* [THE TASK]: Can you quote the material word for word, from its first line through the line that contains "x-category-label: 欲しい商品は特に決まっていないが なんとなく探してるときに使用したい", including both of those lines?

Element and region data
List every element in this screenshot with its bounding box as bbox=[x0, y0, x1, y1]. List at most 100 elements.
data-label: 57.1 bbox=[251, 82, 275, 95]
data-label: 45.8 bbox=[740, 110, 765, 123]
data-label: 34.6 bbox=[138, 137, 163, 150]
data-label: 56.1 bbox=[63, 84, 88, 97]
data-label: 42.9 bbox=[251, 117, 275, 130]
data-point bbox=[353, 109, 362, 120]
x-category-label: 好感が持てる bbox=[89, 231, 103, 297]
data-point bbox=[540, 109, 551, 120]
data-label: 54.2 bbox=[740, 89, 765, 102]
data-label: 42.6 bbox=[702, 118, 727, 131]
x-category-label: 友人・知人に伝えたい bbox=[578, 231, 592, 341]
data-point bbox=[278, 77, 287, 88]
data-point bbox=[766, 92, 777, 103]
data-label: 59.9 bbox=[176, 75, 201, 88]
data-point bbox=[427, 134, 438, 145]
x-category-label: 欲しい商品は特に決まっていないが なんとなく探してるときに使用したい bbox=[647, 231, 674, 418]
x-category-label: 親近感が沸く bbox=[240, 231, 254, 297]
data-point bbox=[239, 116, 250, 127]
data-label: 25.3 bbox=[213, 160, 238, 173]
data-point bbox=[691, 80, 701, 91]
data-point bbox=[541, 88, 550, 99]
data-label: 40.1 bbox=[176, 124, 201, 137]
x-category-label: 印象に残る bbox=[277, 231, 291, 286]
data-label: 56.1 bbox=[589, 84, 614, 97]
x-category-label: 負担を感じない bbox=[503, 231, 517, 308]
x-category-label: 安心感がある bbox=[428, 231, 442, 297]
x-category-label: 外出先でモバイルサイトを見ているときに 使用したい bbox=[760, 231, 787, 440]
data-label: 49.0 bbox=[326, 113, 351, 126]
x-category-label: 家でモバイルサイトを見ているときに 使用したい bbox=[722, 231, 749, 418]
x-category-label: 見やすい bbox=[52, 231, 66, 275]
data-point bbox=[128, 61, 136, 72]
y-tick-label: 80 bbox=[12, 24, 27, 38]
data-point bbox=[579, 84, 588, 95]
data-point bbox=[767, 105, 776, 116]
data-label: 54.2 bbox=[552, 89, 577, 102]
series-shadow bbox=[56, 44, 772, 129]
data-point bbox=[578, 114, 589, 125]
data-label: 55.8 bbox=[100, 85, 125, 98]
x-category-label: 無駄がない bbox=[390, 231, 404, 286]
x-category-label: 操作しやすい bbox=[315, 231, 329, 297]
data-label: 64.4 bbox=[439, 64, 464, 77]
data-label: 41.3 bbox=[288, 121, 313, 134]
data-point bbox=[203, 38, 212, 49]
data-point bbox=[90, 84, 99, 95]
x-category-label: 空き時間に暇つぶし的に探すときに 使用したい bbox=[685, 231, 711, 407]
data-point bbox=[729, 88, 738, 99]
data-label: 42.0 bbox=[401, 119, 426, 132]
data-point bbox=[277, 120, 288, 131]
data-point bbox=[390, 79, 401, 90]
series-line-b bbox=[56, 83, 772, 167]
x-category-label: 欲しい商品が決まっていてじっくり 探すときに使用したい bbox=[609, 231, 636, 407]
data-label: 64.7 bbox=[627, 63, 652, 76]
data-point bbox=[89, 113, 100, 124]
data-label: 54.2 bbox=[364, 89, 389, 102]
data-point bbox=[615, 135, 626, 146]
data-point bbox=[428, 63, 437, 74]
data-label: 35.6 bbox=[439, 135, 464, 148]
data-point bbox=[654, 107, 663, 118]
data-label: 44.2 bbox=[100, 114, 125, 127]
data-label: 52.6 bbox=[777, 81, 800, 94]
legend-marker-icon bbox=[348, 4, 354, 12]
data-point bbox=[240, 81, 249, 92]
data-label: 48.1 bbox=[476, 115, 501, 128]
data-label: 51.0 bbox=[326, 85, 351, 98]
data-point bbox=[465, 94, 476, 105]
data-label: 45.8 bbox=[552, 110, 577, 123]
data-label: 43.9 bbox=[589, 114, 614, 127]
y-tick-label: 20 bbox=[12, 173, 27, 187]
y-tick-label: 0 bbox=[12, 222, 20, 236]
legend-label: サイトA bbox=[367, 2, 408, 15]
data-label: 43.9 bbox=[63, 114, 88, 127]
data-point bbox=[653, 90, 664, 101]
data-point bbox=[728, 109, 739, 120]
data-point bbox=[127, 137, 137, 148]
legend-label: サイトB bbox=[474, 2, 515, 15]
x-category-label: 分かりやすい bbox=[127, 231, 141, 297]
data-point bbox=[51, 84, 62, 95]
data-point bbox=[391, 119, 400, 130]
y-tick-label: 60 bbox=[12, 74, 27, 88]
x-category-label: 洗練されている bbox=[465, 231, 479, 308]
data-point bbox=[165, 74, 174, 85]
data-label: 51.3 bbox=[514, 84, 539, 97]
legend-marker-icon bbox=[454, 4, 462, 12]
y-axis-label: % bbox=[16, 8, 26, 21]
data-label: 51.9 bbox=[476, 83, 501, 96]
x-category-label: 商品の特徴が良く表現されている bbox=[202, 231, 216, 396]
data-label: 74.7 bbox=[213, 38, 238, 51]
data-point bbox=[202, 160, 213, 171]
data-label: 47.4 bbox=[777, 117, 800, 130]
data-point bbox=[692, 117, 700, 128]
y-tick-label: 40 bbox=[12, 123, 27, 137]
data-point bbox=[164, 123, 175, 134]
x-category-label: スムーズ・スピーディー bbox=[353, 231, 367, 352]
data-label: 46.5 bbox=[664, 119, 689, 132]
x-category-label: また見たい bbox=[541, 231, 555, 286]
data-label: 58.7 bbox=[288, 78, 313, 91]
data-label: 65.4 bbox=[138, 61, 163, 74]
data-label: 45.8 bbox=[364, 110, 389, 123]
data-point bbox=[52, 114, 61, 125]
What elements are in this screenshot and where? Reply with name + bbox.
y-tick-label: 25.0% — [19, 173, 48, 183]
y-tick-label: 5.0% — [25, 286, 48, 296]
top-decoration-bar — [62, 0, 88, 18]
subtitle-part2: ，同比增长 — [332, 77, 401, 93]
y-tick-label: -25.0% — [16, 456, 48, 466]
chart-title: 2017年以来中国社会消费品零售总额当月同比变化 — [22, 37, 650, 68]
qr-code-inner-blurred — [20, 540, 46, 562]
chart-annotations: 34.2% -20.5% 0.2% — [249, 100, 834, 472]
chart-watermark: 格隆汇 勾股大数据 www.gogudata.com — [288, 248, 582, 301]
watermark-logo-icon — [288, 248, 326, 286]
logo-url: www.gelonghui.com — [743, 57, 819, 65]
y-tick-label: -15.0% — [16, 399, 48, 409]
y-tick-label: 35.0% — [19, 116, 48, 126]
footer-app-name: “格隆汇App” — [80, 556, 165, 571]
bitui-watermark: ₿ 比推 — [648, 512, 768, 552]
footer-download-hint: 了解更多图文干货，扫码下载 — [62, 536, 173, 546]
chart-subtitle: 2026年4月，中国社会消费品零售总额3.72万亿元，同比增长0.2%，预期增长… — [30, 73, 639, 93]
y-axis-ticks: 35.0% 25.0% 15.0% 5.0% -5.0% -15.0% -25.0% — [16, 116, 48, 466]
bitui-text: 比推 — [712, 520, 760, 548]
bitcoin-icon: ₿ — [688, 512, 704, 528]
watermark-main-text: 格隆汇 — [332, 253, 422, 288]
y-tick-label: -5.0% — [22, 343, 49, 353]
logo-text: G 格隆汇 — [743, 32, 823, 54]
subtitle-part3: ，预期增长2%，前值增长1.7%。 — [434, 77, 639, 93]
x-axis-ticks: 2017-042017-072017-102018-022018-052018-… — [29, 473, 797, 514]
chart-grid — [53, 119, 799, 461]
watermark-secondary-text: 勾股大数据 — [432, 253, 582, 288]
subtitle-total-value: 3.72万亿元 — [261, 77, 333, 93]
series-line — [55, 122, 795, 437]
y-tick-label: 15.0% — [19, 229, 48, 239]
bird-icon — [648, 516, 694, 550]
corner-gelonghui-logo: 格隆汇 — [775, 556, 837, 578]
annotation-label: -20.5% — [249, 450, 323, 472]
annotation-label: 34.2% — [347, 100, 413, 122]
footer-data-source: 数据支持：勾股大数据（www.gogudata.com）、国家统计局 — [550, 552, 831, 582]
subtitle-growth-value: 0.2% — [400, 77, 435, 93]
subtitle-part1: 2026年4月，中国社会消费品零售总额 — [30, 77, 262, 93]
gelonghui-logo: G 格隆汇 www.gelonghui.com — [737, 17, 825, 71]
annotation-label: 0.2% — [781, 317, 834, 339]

* [CORRECT RESPONSE]:
List every element in this screenshot with its bounding box as bbox=[x0, y0, x1, y1]. List at most 100 elements.
data-label: 57.1 bbox=[251, 82, 275, 95]
data-label: 45.8 bbox=[740, 110, 765, 123]
data-label: 34.6 bbox=[138, 137, 163, 150]
data-label: 56.1 bbox=[63, 84, 88, 97]
data-label: 42.9 bbox=[251, 117, 275, 130]
data-point bbox=[353, 109, 362, 120]
x-category-label: 好感が持てる bbox=[89, 231, 103, 297]
data-point bbox=[540, 109, 551, 120]
data-label: 54.2 bbox=[740, 89, 765, 102]
data-label: 42.6 bbox=[702, 118, 727, 131]
x-category-label: 友人・知人に伝えたい bbox=[578, 231, 592, 341]
data-point bbox=[278, 77, 287, 88]
data-point bbox=[766, 92, 777, 103]
data-label: 59.9 bbox=[176, 75, 201, 88]
data-point bbox=[427, 134, 438, 145]
x-category-label: 欲しい商品は特に決まっていないが なんとなく探してるときに使用したい bbox=[647, 231, 674, 418]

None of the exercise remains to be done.